Return all lines with the word "text" in them.
===
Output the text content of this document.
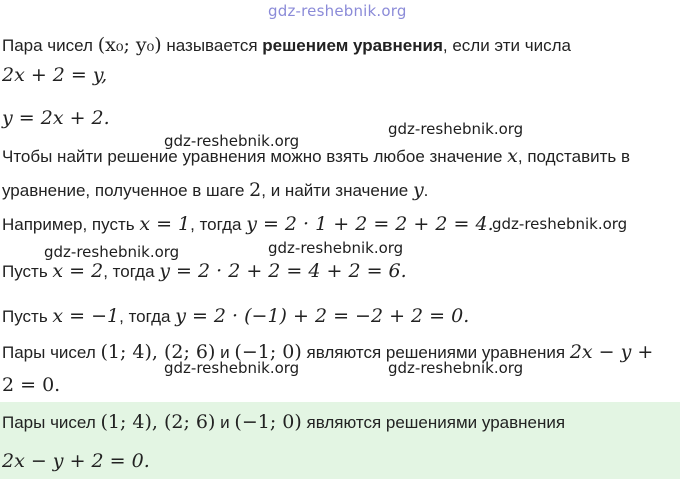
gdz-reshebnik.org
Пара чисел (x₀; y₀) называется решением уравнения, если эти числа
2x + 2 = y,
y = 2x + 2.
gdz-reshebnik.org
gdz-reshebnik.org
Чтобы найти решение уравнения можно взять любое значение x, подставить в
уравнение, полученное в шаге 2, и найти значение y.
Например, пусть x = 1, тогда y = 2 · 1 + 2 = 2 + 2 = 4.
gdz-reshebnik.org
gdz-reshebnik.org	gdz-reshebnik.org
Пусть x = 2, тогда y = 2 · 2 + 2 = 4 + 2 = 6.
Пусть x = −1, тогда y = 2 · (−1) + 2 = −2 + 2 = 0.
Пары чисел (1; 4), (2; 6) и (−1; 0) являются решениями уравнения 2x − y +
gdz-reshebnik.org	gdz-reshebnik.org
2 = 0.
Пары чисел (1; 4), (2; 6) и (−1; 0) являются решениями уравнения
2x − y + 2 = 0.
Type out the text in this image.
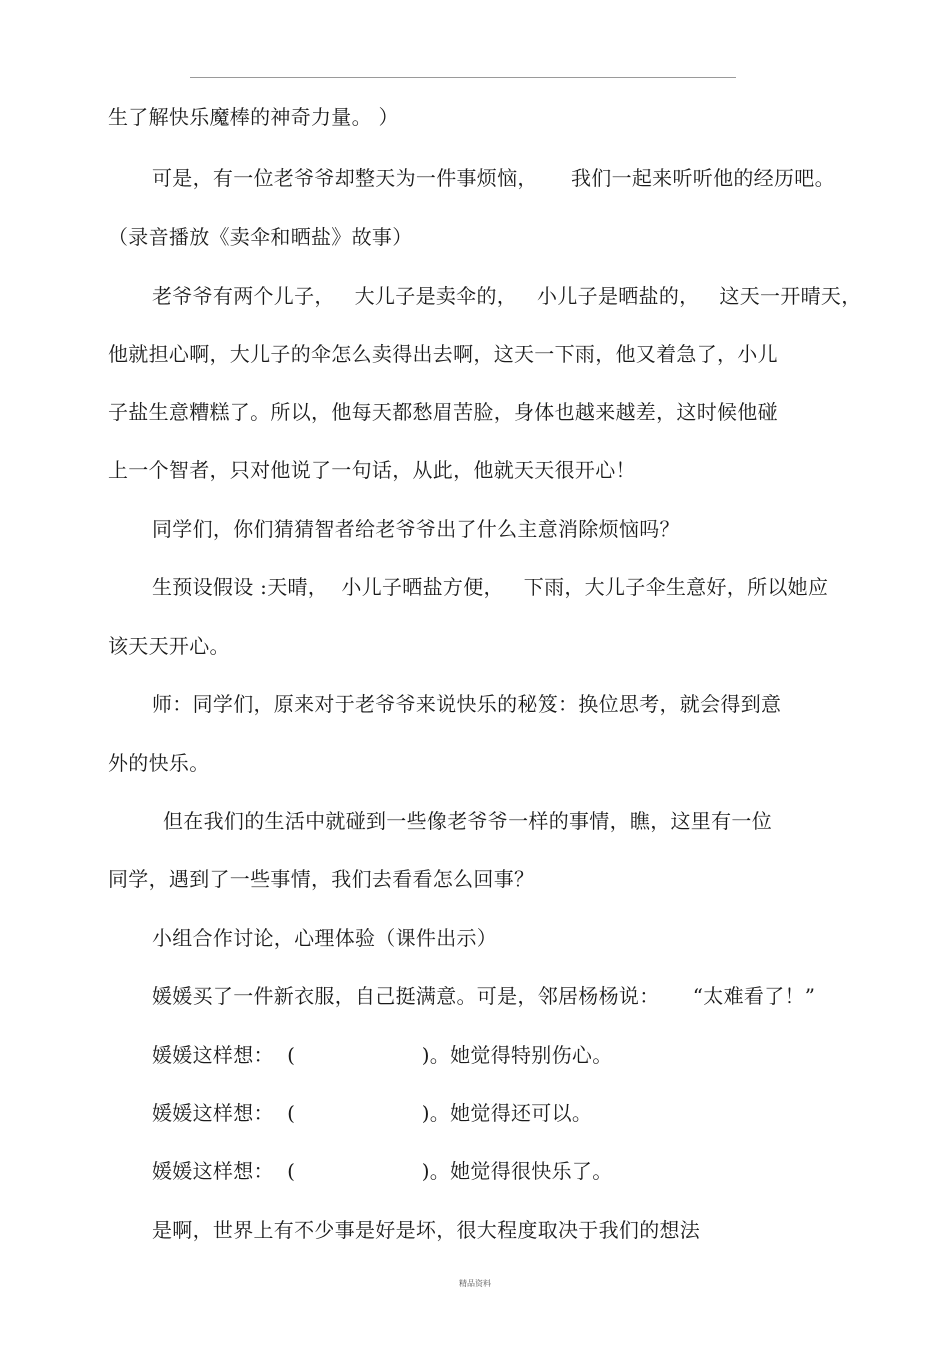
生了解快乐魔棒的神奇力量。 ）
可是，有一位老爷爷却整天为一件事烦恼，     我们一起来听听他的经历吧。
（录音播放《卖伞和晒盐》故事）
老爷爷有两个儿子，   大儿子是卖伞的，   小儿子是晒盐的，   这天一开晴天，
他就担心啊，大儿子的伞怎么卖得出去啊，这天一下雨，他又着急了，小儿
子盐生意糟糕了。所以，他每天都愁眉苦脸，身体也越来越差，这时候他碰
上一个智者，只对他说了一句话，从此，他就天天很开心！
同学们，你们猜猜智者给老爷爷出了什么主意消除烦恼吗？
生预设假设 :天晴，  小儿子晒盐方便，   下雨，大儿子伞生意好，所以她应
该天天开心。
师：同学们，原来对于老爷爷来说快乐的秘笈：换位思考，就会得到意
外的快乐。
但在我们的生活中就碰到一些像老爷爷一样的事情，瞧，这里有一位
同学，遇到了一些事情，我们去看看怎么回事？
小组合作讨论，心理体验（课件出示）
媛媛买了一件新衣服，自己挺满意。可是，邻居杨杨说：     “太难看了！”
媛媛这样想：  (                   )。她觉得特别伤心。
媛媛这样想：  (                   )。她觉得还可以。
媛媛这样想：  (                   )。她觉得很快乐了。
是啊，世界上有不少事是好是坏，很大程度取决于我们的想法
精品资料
===
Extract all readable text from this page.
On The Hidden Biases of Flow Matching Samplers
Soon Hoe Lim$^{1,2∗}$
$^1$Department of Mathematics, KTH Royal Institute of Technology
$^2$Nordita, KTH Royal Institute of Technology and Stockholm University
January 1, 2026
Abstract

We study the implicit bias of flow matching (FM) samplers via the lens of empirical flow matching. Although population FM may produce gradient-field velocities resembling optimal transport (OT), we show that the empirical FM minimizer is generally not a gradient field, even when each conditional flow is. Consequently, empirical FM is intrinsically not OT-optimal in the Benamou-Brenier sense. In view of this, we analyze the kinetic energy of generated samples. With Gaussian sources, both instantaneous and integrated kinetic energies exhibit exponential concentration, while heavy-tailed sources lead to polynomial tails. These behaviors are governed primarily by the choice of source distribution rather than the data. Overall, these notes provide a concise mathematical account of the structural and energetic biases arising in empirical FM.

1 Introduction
===
The result:
Output the text content of this document.
Type out the text in this image.
Extract all readable text from this page.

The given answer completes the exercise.